■ Your goal
Work out how many lines of the listing hold the string "time". Answer with that number alone.

** START OF Data lines **

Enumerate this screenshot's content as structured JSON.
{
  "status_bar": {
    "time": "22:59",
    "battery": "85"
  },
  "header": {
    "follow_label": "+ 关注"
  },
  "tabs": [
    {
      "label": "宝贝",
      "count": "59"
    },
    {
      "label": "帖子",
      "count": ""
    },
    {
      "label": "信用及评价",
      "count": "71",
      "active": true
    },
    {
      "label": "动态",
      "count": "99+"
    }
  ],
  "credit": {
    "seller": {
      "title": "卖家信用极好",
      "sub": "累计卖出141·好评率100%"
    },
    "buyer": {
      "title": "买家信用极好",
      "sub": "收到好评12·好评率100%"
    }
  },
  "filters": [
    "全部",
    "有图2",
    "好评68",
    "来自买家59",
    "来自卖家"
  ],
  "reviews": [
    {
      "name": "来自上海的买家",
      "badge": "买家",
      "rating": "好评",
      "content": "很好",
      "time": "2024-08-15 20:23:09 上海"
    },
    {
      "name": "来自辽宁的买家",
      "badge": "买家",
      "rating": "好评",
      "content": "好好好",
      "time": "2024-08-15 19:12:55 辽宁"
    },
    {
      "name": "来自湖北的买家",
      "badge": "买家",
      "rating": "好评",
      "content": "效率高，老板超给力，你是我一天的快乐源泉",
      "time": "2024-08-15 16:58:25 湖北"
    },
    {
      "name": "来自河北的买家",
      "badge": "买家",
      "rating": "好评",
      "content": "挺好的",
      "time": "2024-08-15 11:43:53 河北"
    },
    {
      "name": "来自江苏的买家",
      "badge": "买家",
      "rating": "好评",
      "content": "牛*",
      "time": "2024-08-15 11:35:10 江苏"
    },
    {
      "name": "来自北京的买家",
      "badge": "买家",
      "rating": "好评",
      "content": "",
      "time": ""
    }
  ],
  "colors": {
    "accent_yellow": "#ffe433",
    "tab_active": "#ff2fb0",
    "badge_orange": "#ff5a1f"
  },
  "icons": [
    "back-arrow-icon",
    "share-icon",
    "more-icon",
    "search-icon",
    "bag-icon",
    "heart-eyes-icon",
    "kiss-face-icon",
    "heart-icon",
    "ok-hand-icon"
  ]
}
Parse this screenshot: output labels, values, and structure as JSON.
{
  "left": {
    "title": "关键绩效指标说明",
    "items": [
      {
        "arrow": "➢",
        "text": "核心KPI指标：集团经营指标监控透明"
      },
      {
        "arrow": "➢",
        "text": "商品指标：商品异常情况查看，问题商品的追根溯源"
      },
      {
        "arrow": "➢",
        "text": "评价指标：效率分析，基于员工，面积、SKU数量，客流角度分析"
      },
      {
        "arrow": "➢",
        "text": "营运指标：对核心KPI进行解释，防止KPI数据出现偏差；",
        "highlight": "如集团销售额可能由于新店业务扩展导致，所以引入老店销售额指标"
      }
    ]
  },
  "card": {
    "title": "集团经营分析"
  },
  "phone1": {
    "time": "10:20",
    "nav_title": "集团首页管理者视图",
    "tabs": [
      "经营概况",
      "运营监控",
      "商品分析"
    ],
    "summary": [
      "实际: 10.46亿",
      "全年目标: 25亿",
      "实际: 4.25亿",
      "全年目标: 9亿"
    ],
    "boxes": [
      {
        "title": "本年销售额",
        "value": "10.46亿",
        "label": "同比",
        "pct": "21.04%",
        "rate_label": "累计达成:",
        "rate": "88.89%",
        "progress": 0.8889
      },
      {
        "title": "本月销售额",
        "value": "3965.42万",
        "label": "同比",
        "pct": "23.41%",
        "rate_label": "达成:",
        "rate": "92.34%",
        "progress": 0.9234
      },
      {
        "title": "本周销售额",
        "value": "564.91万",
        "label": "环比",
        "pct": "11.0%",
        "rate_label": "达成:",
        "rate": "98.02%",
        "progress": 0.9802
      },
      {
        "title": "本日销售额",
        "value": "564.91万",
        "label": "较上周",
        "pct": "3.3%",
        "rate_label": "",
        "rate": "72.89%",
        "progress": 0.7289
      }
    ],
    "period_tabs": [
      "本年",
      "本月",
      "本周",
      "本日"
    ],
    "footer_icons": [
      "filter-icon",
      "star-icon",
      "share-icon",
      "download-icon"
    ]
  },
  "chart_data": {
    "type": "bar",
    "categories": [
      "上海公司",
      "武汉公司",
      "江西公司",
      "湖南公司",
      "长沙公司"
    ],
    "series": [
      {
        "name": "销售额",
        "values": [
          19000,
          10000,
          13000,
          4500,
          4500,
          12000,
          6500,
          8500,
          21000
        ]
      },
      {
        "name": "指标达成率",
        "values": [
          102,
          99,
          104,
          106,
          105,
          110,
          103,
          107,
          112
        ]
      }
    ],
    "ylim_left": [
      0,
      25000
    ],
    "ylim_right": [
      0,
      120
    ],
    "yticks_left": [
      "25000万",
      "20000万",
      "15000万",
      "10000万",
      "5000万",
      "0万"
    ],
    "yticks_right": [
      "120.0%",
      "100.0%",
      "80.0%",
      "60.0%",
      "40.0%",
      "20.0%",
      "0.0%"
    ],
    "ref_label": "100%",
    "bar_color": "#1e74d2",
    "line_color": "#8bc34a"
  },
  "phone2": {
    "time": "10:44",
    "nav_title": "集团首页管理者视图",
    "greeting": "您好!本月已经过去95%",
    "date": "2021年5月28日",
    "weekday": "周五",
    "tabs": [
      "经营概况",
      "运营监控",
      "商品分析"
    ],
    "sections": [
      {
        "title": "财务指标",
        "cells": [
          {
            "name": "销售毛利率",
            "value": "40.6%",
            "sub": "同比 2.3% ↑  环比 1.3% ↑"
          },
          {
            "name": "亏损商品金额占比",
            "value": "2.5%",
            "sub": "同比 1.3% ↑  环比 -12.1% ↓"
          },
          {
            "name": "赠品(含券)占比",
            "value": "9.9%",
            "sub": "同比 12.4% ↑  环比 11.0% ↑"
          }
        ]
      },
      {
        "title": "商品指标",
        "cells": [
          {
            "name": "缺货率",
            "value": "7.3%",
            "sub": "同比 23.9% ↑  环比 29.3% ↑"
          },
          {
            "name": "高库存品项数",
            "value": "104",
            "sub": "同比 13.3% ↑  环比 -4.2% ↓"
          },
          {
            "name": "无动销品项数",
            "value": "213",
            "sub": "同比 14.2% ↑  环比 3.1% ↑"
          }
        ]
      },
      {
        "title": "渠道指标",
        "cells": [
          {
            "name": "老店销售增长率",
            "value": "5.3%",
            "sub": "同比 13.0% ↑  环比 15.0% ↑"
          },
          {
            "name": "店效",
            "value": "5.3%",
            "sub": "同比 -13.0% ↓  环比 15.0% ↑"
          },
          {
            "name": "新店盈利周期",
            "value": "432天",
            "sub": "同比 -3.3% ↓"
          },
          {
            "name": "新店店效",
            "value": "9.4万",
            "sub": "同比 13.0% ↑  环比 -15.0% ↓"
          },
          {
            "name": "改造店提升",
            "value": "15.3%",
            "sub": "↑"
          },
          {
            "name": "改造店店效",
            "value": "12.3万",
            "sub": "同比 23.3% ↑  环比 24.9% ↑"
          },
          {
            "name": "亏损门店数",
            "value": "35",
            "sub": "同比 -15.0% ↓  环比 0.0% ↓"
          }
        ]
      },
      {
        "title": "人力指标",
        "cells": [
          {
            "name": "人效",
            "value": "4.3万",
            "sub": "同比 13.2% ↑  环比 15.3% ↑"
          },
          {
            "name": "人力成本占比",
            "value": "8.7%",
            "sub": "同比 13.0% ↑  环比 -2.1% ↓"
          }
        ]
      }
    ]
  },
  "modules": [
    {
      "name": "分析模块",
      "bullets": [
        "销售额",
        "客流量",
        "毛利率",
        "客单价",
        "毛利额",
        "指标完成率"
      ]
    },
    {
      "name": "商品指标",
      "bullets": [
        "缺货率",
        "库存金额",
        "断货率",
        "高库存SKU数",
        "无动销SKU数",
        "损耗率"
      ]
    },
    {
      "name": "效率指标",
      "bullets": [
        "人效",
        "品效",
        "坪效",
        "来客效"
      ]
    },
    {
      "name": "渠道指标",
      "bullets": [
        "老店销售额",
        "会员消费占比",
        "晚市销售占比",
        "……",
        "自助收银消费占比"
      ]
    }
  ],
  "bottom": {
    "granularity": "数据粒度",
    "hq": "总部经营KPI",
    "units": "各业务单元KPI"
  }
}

** END OF Data lines **

■ Response to the exercise
9